TASK PROMPT ::
Rewrite the entries below with each "slider-handle" changed to "range-handle" and every other character left as it is.

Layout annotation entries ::
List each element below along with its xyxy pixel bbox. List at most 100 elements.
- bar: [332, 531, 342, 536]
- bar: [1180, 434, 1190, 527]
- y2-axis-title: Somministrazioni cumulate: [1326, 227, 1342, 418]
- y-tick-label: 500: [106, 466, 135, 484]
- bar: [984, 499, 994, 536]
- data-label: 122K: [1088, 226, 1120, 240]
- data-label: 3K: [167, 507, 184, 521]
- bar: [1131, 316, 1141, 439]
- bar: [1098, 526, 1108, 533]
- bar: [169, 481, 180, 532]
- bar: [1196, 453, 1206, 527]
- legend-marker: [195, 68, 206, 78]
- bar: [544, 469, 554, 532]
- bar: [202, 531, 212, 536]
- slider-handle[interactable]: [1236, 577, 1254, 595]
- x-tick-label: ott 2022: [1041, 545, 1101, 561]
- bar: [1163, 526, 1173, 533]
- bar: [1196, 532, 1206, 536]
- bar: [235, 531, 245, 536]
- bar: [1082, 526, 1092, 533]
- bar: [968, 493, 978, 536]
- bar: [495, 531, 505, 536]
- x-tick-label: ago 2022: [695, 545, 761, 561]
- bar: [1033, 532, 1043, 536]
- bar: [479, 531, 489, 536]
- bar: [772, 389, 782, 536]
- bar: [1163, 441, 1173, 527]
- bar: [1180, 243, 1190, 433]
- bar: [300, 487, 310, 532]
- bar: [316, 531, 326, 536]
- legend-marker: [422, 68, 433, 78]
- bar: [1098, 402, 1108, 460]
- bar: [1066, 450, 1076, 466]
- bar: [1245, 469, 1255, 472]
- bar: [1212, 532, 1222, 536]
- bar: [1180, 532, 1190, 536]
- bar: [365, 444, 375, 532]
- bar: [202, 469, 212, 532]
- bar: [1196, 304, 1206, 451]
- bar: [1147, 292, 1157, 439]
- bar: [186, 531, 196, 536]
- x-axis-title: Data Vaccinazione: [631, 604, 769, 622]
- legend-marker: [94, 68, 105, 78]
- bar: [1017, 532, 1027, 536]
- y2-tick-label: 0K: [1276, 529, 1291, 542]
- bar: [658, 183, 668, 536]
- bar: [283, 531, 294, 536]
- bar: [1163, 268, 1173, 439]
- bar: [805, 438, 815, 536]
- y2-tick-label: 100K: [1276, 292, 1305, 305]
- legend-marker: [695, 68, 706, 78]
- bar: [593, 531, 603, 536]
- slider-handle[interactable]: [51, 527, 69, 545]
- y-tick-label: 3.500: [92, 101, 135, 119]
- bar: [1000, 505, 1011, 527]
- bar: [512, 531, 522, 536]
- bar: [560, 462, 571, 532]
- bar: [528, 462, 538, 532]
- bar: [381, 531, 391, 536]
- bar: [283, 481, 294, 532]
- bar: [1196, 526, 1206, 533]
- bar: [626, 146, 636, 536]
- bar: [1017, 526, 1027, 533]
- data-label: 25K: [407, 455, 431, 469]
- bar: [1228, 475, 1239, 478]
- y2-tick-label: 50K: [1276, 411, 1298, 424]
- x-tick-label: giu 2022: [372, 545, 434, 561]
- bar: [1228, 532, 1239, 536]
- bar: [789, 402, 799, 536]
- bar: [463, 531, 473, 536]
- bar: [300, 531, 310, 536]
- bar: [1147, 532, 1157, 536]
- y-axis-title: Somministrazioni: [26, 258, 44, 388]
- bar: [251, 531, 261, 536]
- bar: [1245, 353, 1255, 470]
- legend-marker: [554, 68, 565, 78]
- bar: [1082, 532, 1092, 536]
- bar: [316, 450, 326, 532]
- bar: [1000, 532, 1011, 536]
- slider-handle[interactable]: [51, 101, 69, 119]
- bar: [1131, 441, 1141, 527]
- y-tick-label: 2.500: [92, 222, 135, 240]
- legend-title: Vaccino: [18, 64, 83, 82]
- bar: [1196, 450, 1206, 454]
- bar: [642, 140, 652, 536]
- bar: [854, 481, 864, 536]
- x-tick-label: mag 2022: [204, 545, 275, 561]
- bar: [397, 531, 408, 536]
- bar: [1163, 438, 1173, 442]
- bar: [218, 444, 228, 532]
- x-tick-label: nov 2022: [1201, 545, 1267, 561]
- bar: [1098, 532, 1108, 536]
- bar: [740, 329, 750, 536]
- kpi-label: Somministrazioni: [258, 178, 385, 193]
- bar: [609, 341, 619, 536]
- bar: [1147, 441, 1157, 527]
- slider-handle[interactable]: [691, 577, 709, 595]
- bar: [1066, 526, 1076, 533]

CORRECT RESPONSE ::
List each element below along with its xyxy pixel bbox. List at most 100 elements.
- bar: [332, 531, 342, 536]
- bar: [1180, 434, 1190, 527]
- y2-axis-title: Somministrazioni cumulate: [1326, 227, 1342, 418]
- y-tick-label: 500: [106, 466, 135, 484]
- bar: [984, 499, 994, 536]
- data-label: 122K: [1088, 226, 1120, 240]
- data-label: 3K: [167, 507, 184, 521]
- bar: [1131, 316, 1141, 439]
- bar: [1098, 526, 1108, 533]
- bar: [169, 481, 180, 532]
- bar: [1196, 453, 1206, 527]
- legend-marker: [195, 68, 206, 78]
- bar: [544, 469, 554, 532]
- bar: [202, 531, 212, 536]
- range-handle[interactable]: [1236, 577, 1254, 595]
- x-tick-label: ott 2022: [1041, 545, 1101, 561]
- bar: [1163, 526, 1173, 533]
- bar: [1196, 532, 1206, 536]
- bar: [235, 531, 245, 536]
- bar: [1082, 526, 1092, 533]
- bar: [968, 493, 978, 536]
- bar: [495, 531, 505, 536]
- x-tick-label: ago 2022: [695, 545, 761, 561]
- bar: [1033, 532, 1043, 536]
- bar: [479, 531, 489, 536]
- bar: [772, 389, 782, 536]
- bar: [1163, 441, 1173, 527]
- bar: [1180, 243, 1190, 433]
- bar: [300, 487, 310, 532]
- bar: [316, 531, 326, 536]
- legend-marker: [422, 68, 433, 78]
- bar: [1098, 402, 1108, 460]
- bar: [1066, 450, 1076, 466]
- bar: [1245, 469, 1255, 472]
- bar: [1212, 532, 1222, 536]
- bar: [1180, 532, 1190, 536]
- bar: [365, 444, 375, 532]
- bar: [202, 469, 212, 532]
- bar: [1196, 304, 1206, 451]
- bar: [1147, 292, 1157, 439]
- bar: [186, 531, 196, 536]
- x-axis-title: Data Vaccinazione: [631, 604, 769, 622]
- legend-marker: [94, 68, 105, 78]
- bar: [1017, 532, 1027, 536]
- y2-tick-label: 0K: [1276, 529, 1291, 542]
- bar: [658, 183, 668, 536]
- bar: [283, 531, 294, 536]
- bar: [1163, 268, 1173, 439]
- bar: [805, 438, 815, 536]
- y2-tick-label: 100K: [1276, 292, 1305, 305]
- legend-marker: [695, 68, 706, 78]
- bar: [593, 531, 603, 536]
- range-handle[interactable]: [51, 527, 69, 545]
- y-tick-label: 3.500: [92, 101, 135, 119]
- bar: [1000, 505, 1011, 527]
- bar: [512, 531, 522, 536]
- bar: [560, 462, 571, 532]
- bar: [528, 462, 538, 532]
- bar: [381, 531, 391, 536]
- bar: [283, 481, 294, 532]
- bar: [1196, 526, 1206, 533]
- bar: [626, 146, 636, 536]
- bar: [1017, 526, 1027, 533]
- data-label: 25K: [407, 455, 431, 469]
- bar: [1228, 475, 1239, 478]
- y2-tick-label: 50K: [1276, 411, 1298, 424]
- x-tick-label: giu 2022: [372, 545, 434, 561]
- bar: [1228, 532, 1239, 536]
- bar: [789, 402, 799, 536]
- bar: [463, 531, 473, 536]
- bar: [300, 531, 310, 536]
- bar: [1147, 532, 1157, 536]
- y-axis-title: Somministrazioni: [26, 258, 44, 388]
- bar: [251, 531, 261, 536]
- bar: [1245, 353, 1255, 470]
- legend-marker: [554, 68, 565, 78]
- bar: [1082, 532, 1092, 536]
- bar: [316, 450, 326, 532]
- bar: [1000, 532, 1011, 536]
- range-handle[interactable]: [51, 101, 69, 119]
- bar: [1131, 441, 1141, 527]
- y-tick-label: 2.500: [92, 222, 135, 240]
- legend-title: Vaccino: [18, 64, 83, 82]
- bar: [1196, 450, 1206, 454]
- bar: [642, 140, 652, 536]
- bar: [854, 481, 864, 536]
- x-tick-label: mag 2022: [204, 545, 275, 561]
- bar: [397, 531, 408, 536]
- bar: [1163, 438, 1173, 442]
- bar: [218, 444, 228, 532]
- x-tick-label: nov 2022: [1201, 545, 1267, 561]
- bar: [1098, 532, 1108, 536]
- bar: [740, 329, 750, 536]
- kpi-label: Somministrazioni: [258, 178, 385, 193]
- bar: [609, 341, 619, 536]
- bar: [1147, 441, 1157, 527]
- range-handle[interactable]: [691, 577, 709, 595]
- bar: [1066, 526, 1076, 533]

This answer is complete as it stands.